Recorded data:
★ ★ ★

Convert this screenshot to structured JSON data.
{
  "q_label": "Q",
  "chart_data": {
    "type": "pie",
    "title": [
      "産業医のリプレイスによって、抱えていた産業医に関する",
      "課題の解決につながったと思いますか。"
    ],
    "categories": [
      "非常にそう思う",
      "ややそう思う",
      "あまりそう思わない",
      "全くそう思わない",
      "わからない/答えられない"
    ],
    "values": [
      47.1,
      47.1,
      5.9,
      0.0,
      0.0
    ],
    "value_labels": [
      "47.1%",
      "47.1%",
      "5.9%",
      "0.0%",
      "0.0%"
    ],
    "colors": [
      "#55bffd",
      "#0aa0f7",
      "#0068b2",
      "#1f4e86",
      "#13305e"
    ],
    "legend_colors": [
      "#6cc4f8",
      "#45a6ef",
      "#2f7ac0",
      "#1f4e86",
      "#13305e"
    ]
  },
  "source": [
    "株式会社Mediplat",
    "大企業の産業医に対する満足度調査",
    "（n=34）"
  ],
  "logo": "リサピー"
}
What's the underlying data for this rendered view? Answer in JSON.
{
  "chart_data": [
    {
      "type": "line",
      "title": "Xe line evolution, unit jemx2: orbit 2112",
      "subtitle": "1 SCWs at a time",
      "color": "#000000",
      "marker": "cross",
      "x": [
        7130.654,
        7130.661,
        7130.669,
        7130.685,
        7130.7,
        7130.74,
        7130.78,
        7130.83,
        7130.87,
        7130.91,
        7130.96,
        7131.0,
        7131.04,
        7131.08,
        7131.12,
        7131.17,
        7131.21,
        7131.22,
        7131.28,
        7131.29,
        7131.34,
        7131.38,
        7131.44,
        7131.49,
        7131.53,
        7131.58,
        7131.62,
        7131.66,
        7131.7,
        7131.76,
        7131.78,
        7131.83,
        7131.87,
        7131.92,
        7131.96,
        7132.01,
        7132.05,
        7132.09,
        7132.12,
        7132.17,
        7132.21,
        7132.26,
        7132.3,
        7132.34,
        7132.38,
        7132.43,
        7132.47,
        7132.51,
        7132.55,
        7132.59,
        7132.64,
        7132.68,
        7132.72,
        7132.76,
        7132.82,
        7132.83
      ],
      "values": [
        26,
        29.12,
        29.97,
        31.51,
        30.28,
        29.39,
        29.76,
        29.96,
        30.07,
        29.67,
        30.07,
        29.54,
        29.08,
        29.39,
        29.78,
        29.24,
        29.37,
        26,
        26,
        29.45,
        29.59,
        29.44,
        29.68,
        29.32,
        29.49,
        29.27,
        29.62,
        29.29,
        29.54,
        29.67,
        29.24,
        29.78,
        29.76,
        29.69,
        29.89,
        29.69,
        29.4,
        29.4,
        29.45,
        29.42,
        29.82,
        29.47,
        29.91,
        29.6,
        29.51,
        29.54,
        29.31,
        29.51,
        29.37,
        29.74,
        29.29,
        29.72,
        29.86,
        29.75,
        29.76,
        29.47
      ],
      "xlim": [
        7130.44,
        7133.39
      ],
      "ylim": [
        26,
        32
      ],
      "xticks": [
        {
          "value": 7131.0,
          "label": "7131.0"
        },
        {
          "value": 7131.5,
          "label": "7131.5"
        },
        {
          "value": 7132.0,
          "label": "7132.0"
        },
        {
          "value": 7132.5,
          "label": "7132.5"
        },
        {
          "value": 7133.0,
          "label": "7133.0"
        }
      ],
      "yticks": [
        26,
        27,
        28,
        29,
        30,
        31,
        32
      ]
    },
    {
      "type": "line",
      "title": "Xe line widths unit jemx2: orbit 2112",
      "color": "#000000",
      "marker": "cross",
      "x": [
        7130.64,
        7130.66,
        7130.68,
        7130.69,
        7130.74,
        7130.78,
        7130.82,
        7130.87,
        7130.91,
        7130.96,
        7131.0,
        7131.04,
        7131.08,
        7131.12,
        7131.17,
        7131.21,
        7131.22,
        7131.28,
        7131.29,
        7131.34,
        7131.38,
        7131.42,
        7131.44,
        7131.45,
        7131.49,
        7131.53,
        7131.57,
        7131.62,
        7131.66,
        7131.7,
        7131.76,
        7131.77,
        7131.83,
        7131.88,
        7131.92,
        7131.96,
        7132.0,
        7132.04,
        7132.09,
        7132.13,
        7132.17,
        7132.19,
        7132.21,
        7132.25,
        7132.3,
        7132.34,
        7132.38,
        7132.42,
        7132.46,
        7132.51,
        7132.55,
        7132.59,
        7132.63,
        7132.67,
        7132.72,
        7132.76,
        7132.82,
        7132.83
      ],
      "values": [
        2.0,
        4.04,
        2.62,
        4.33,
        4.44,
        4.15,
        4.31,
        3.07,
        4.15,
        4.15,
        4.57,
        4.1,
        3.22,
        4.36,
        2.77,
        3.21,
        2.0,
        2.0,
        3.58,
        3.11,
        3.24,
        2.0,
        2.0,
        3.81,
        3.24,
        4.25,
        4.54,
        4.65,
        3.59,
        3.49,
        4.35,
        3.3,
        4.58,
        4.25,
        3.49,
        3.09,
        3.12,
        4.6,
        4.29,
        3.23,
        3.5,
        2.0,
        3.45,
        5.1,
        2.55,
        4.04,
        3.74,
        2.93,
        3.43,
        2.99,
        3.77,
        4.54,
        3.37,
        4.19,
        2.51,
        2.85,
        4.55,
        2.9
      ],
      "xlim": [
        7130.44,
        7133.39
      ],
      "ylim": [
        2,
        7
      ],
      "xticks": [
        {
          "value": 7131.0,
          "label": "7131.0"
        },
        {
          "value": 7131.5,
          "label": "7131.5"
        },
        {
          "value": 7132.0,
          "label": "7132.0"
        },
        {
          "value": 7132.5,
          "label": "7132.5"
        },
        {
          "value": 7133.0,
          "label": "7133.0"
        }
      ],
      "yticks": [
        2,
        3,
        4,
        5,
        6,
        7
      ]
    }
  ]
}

★ ★ ★

Directions for this task:
Return a copy of every line that includes the word "JSON".

Task solution:
Convert this screenshot to structured JSON data.
What's the underlying data for this rendered view? Answer in JSON.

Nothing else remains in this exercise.